──────── DATA SHOWN ────────

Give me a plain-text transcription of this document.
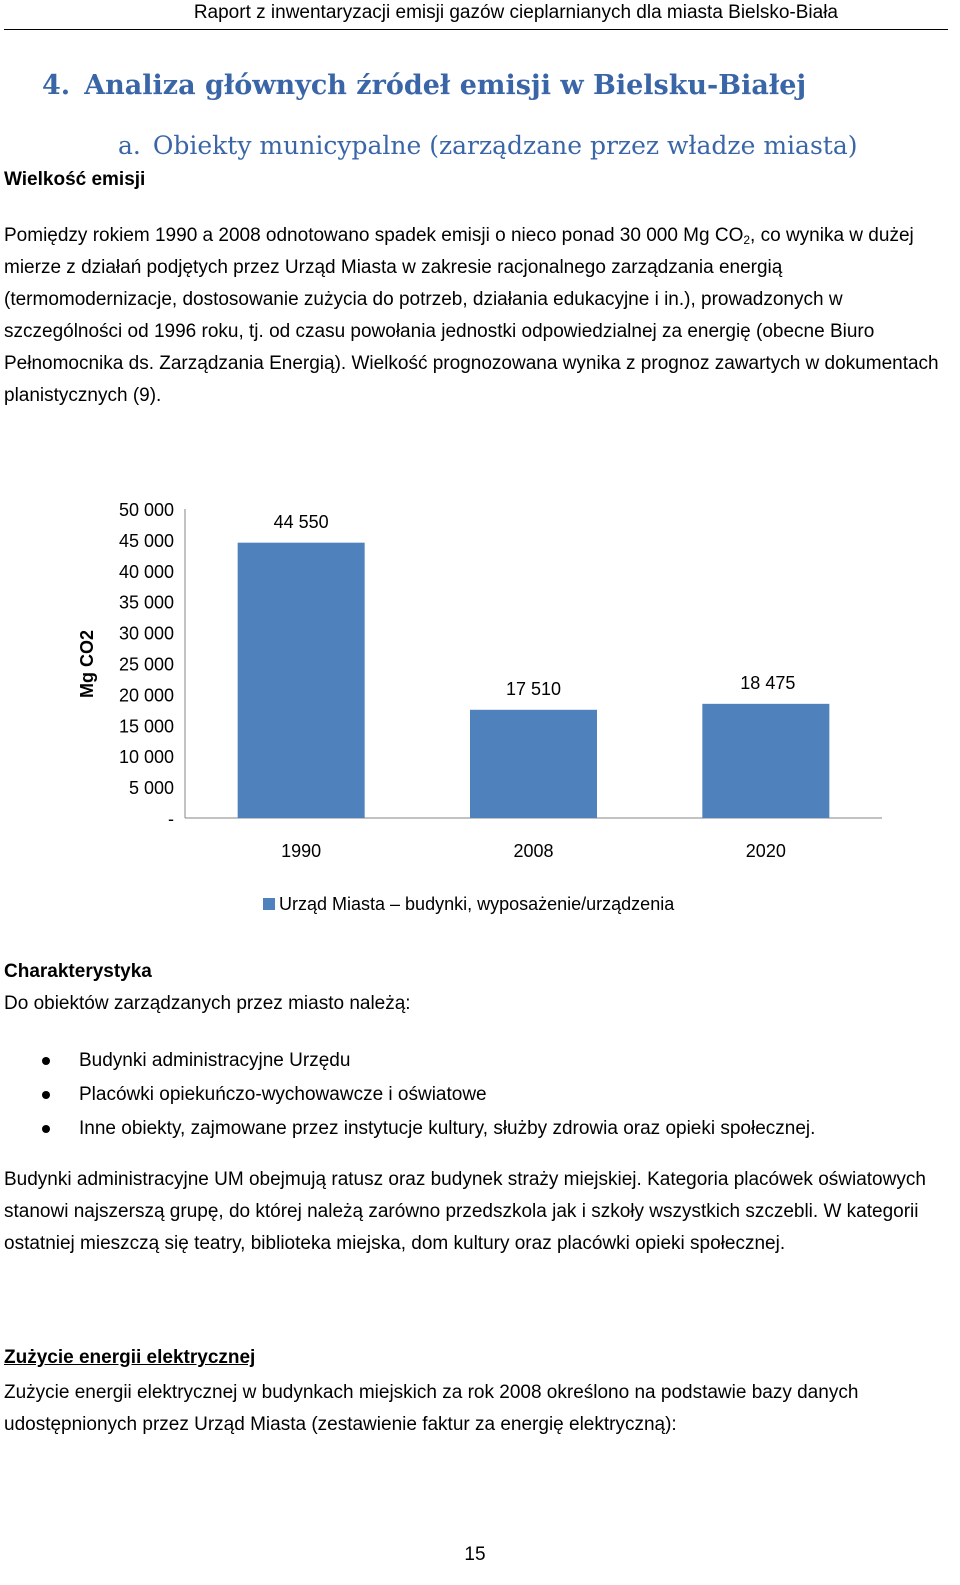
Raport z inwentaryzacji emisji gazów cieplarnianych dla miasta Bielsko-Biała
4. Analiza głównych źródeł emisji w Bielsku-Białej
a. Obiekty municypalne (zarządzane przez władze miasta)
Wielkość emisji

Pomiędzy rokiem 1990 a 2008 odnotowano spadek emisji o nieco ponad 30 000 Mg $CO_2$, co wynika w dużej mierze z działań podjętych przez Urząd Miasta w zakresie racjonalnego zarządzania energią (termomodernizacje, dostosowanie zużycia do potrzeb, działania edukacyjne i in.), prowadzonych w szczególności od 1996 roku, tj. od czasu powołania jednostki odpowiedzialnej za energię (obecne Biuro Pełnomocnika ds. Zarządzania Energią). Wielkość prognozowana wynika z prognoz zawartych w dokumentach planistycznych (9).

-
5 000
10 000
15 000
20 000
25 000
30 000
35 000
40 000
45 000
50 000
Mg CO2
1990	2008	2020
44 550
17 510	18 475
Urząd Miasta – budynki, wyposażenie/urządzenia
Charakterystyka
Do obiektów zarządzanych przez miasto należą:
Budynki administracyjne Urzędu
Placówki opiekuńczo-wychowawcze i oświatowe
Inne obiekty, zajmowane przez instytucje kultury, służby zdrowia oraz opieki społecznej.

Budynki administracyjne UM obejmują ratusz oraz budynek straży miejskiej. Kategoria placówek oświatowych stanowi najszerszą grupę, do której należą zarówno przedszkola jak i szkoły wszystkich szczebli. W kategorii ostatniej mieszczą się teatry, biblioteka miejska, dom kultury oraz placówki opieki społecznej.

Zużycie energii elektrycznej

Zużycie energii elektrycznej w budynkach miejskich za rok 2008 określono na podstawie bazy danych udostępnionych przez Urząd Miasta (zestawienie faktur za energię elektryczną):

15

────────

Tell how many lines above contain the word "emisji". Give the number alone.

4